━━━━━ Supplied data ━━━━━

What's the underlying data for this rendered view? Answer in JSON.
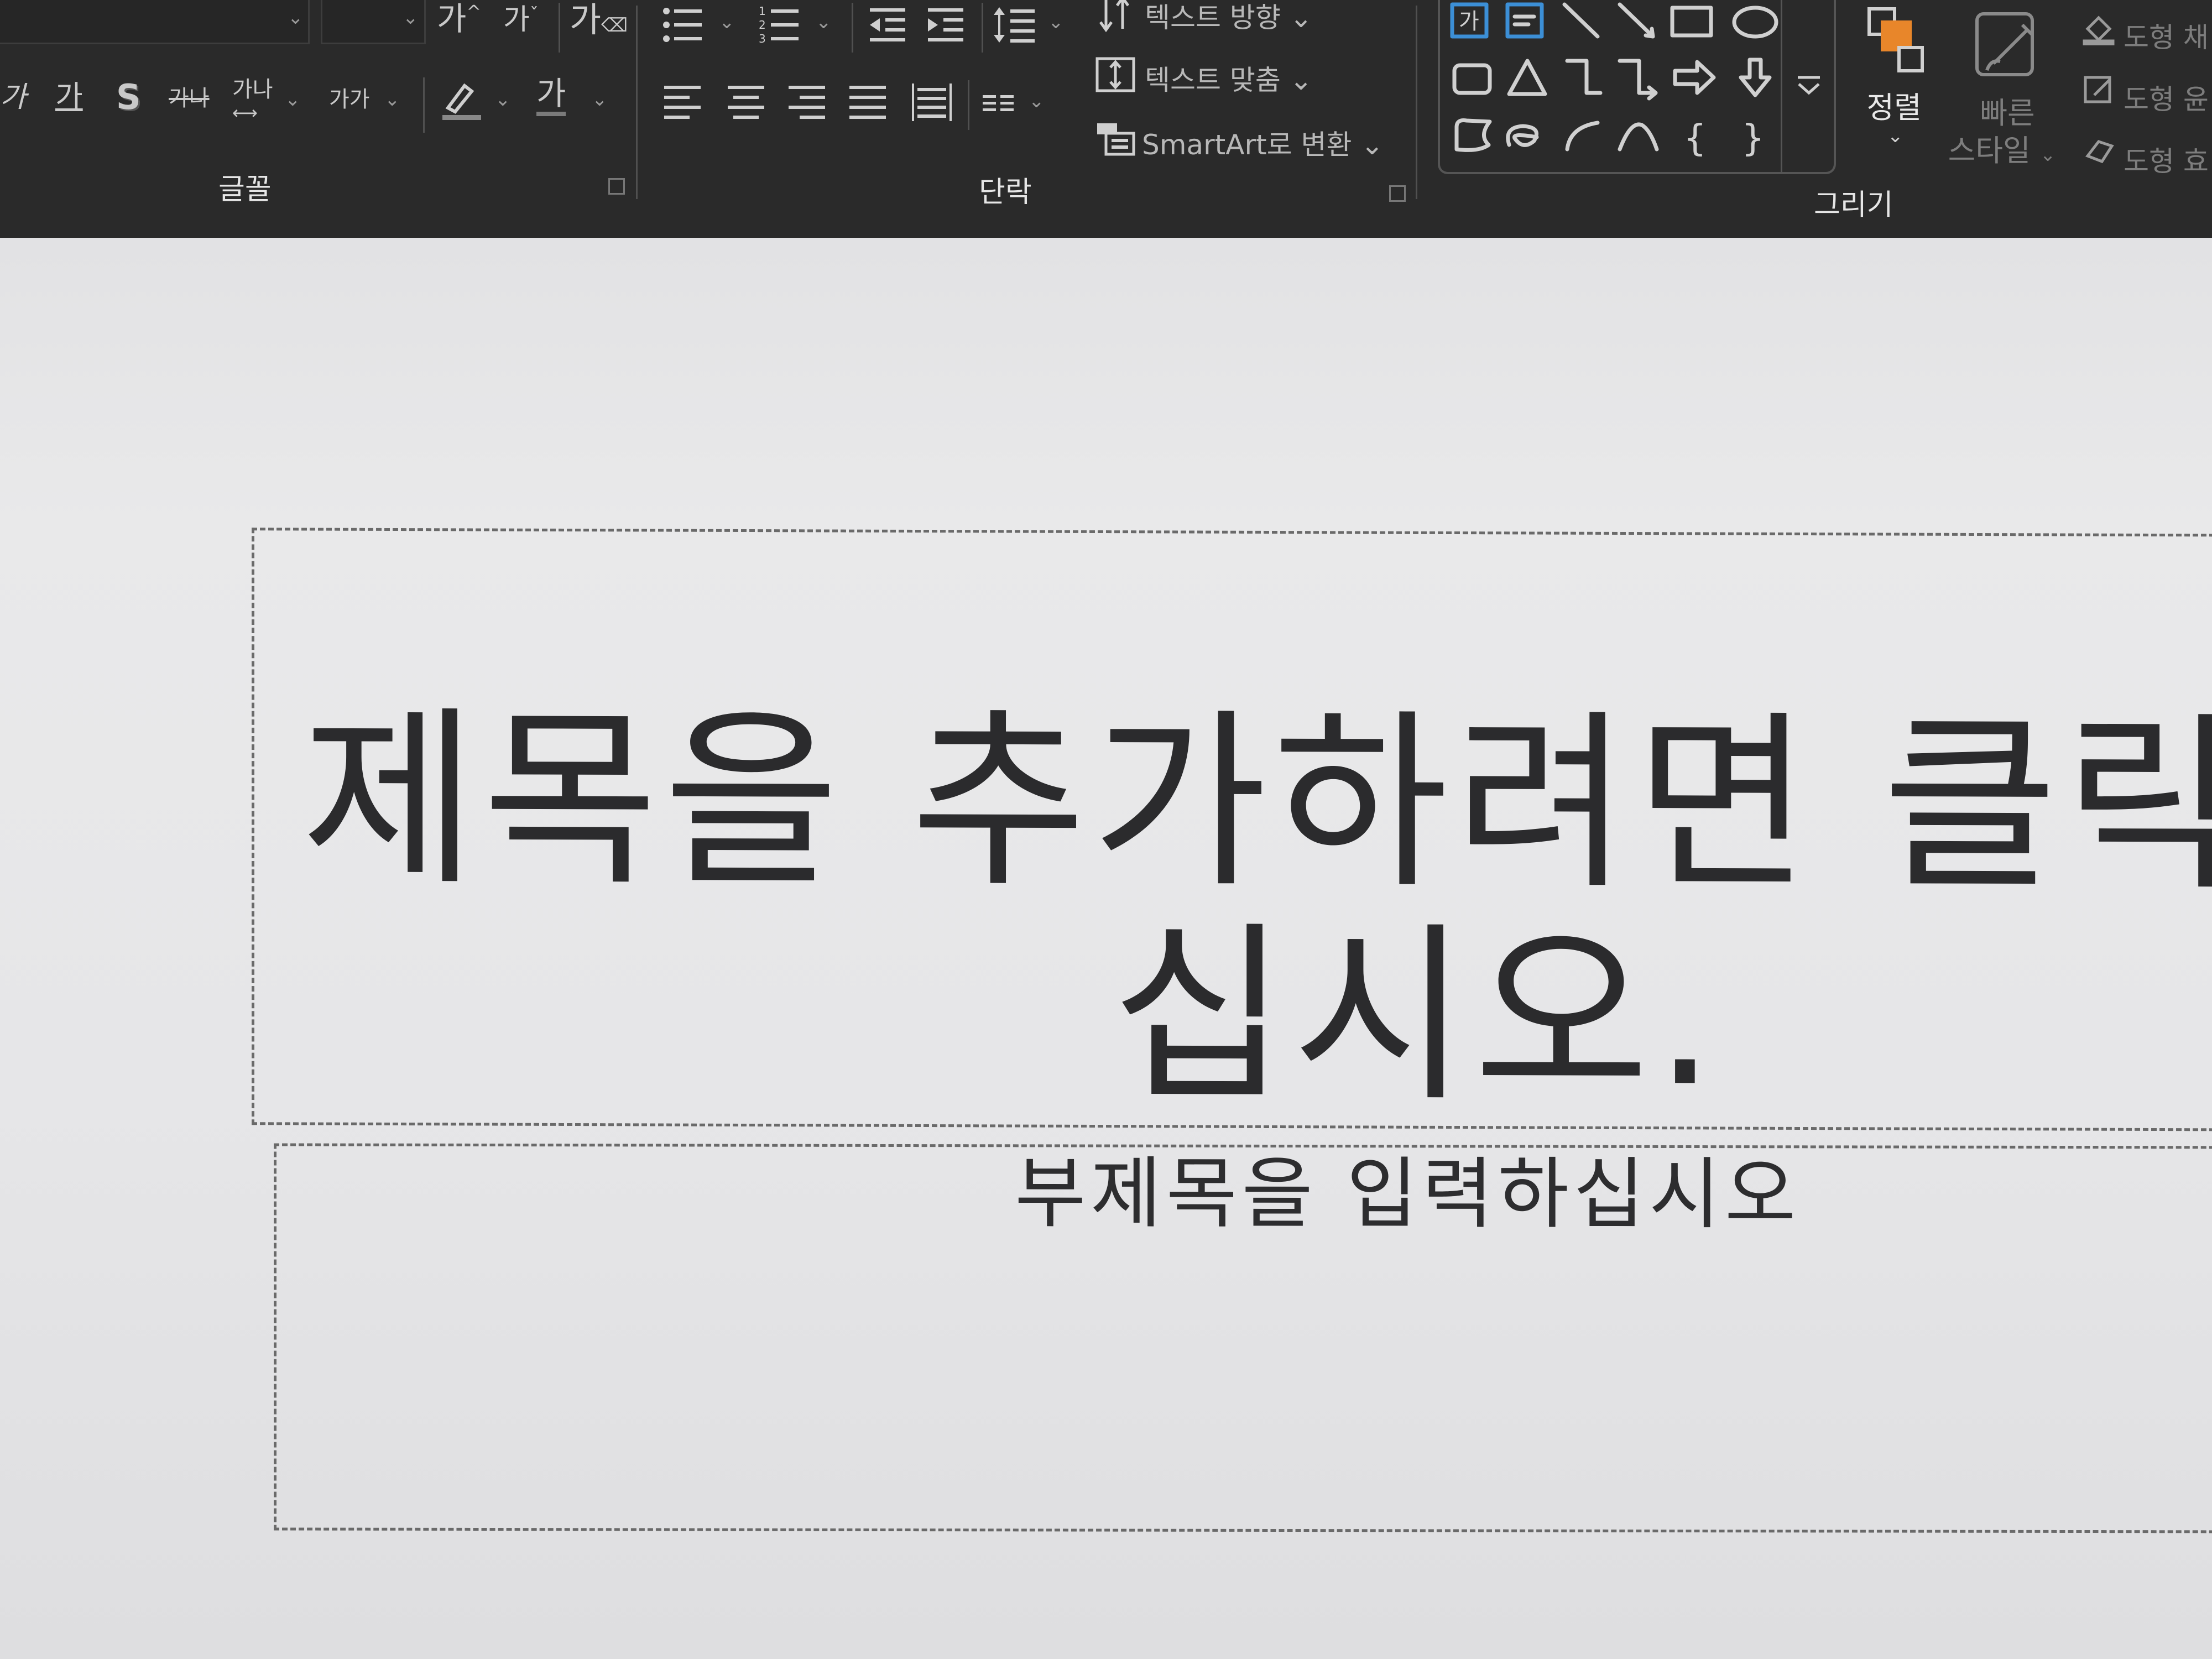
{
  "ribbon": {
    "font_group": {
      "label": "글꼴",
      "grow_font": "가",
      "shrink_font": "가",
      "clear_format": "가",
      "italic": "가",
      "underline": "가",
      "shadow": "S",
      "strikethrough": "가나",
      "char_spacing": "가나",
      "change_case": "가가",
      "font_color": "가"
    },
    "paragraph_group": {
      "label": "단락",
      "text_direction": "텍스트 방향",
      "align_text": "텍스트 맞춤",
      "smartart": "SmartArt로 변환"
    },
    "drawing_group": {
      "label": "그리기",
      "text_box_glyph": "가",
      "arrange": "정렬",
      "quick_styles_line1": "빠른",
      "quick_styles_line2": "스타일",
      "shape_fill": "도형 채",
      "shape_outline": "도형 윤",
      "shape_effects": "도형 효"
    }
  },
  "slide": {
    "title_line1": "제목을 추가하려면 클릭",
    "title_line2": "십시오.",
    "subtitle": "부제목을 입력하십시오"
  },
  "colors": {
    "ribbon_bg": "#2a2a2a",
    "slide_bg": "#e6e6e8",
    "accent_orange": "#e8862a"
  }
}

━━━━━

> **The request**
Retype all the records shown above, character for character. Omit every picture.

> **Exercise response**
What's the underlying data for this rendered view? Answer in JSON.
{
  "ribbon": {
    "font_group": {
      "label": "글꼴",
      "grow_font": "가",
      "shrink_font": "가",
      "clear_format": "가",
      "italic": "가",
      "underline": "가",
      "shadow": "S",
      "strikethrough": "가나",
      "char_spacing": "가나",
      "change_case": "가가",
      "font_color": "가"
    },
    "paragraph_group": {
      "label": "단락",
      "text_direction": "텍스트 방향",
      "align_text": "텍스트 맞춤",
      "smartart": "SmartArt로 변환"
    },
    "drawing_group": {
      "label": "그리기",
      "text_box_glyph": "가",
      "arrange": "정렬",
      "quick_styles_line1": "빠른",
      "quick_styles_line2": "스타일",
      "shape_fill": "도형 채",
      "shape_outline": "도형 윤",
      "shape_effects": "도형 효"
    }
  },
  "slide": {
    "title_line1": "제목을 추가하려면 클릭",
    "title_line2": "십시오.",
    "subtitle": "부제목을 입력하십시오"
  },
  "colors": {
    "ribbon_bg": "#2a2a2a",
    "slide_bg": "#e6e6e8",
    "accent_orange": "#e8862a"
  }
}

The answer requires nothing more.